* _Task to complete_: Provide the number of lines containing the word "username", and nothing else.

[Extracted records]
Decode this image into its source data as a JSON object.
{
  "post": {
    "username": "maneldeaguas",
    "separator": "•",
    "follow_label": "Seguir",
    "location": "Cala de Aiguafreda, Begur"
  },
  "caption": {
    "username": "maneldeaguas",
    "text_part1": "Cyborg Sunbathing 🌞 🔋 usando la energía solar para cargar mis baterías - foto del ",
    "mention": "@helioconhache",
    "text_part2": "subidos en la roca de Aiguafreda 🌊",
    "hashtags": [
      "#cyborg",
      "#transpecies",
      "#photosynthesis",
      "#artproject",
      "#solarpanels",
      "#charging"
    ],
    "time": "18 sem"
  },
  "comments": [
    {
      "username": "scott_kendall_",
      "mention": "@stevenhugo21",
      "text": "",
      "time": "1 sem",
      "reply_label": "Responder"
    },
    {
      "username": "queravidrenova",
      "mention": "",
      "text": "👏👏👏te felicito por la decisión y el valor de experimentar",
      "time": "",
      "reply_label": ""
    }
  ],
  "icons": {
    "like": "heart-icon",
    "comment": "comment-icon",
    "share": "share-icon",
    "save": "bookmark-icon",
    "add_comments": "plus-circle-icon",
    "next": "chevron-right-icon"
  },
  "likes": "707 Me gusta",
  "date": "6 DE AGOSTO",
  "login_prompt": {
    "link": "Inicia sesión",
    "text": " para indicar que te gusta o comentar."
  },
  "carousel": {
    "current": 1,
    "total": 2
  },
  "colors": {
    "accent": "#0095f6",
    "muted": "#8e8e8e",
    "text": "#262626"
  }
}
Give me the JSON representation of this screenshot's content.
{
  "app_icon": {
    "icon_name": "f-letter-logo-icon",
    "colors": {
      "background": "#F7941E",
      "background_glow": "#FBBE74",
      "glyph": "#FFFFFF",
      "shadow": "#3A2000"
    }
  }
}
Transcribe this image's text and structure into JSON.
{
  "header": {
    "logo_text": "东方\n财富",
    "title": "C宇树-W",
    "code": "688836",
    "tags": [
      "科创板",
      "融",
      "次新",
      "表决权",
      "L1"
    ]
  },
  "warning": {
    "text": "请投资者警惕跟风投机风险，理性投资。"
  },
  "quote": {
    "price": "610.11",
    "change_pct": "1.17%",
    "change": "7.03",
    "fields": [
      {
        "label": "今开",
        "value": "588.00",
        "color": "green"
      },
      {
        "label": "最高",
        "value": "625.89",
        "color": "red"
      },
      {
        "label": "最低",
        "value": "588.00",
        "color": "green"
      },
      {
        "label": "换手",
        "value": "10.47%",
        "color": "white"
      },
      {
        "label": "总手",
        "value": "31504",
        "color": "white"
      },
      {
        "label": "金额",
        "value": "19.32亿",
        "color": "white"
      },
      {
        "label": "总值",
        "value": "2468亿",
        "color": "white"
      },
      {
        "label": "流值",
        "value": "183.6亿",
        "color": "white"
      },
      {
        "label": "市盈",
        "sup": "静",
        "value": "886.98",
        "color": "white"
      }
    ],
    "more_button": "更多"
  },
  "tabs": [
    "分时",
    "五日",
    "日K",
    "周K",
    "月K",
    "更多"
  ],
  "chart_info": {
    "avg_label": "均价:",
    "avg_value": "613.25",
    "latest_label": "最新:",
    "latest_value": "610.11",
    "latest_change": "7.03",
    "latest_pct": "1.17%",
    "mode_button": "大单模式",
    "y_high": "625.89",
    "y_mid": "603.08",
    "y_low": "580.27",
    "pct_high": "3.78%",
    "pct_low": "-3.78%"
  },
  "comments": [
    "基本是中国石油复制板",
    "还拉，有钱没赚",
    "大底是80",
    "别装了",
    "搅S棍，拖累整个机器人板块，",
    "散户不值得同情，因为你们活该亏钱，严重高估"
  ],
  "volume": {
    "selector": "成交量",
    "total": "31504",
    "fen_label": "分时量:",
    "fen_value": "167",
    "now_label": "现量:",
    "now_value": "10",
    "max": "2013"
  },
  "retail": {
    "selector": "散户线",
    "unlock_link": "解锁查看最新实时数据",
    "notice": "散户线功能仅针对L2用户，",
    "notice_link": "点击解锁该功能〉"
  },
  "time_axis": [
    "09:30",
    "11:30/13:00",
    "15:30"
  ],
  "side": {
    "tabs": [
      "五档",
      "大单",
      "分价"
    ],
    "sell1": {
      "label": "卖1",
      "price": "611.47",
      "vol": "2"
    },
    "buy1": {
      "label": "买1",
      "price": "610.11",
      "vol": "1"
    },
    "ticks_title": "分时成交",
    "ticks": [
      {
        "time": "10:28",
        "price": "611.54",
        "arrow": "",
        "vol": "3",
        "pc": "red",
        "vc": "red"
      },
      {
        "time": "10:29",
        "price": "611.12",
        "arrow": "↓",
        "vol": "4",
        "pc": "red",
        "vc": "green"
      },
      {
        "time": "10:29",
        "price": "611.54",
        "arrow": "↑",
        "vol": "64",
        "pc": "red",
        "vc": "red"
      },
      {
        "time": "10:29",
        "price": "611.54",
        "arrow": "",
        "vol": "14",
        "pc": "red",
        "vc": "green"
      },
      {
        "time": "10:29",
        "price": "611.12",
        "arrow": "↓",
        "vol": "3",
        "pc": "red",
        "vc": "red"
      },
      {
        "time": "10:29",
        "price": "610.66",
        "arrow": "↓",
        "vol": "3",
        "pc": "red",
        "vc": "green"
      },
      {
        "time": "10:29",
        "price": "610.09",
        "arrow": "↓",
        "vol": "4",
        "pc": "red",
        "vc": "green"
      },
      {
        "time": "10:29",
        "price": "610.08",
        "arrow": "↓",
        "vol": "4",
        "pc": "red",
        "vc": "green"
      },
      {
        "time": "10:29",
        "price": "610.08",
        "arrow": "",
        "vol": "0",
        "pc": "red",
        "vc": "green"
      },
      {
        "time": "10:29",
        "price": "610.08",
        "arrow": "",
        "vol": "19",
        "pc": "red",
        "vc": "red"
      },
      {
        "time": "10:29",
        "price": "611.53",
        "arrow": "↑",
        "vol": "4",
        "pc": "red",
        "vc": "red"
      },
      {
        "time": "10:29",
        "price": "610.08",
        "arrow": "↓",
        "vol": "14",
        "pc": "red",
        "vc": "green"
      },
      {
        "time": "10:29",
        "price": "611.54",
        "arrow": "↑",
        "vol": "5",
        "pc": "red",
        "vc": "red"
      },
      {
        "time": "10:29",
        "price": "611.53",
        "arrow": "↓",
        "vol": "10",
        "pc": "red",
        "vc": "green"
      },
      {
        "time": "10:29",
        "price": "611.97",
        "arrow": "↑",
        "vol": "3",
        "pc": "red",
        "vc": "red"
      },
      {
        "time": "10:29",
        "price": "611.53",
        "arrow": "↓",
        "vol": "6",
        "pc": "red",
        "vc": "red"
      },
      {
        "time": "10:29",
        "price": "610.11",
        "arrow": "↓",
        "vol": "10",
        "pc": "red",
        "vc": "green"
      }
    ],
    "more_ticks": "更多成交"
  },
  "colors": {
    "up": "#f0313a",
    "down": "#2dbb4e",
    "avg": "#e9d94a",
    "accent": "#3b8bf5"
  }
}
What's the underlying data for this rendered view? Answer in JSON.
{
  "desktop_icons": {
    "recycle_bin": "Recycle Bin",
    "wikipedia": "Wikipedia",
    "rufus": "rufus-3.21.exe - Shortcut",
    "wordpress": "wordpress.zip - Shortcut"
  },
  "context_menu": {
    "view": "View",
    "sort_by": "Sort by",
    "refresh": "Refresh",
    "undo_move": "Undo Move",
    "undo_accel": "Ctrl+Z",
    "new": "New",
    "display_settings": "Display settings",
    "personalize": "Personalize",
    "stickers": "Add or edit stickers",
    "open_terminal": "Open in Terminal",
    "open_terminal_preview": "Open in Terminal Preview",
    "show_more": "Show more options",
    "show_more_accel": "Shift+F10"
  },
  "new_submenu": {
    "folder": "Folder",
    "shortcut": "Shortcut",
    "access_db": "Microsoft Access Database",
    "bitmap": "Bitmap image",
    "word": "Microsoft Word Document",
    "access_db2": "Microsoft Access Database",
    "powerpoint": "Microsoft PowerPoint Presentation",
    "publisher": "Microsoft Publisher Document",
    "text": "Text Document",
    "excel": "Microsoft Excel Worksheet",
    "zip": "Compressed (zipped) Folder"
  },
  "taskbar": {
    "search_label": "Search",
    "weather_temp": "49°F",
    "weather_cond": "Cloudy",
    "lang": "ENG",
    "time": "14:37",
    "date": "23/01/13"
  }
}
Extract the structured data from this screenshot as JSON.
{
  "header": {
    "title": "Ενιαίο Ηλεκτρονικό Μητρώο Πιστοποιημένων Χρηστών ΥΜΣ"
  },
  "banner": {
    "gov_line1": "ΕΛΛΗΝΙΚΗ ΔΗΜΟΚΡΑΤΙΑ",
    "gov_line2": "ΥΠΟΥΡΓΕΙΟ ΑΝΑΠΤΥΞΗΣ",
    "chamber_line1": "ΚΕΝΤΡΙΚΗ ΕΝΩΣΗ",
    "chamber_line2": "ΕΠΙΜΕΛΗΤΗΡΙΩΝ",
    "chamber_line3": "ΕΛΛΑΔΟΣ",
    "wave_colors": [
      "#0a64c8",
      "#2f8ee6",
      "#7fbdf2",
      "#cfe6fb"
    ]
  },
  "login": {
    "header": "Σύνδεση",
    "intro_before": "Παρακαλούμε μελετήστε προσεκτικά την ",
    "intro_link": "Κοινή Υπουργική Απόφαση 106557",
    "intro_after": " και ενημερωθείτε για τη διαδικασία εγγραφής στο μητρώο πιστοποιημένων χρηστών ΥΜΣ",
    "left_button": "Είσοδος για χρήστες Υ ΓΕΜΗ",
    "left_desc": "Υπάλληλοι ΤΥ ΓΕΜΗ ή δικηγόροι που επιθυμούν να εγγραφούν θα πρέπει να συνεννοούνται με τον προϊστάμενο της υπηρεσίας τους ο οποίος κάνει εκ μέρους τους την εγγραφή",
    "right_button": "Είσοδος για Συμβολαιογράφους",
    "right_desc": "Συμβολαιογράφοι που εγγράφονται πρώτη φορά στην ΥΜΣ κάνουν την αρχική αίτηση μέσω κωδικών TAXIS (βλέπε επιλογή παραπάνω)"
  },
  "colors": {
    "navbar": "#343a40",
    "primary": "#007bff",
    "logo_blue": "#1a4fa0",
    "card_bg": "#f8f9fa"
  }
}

* _Task output_: 4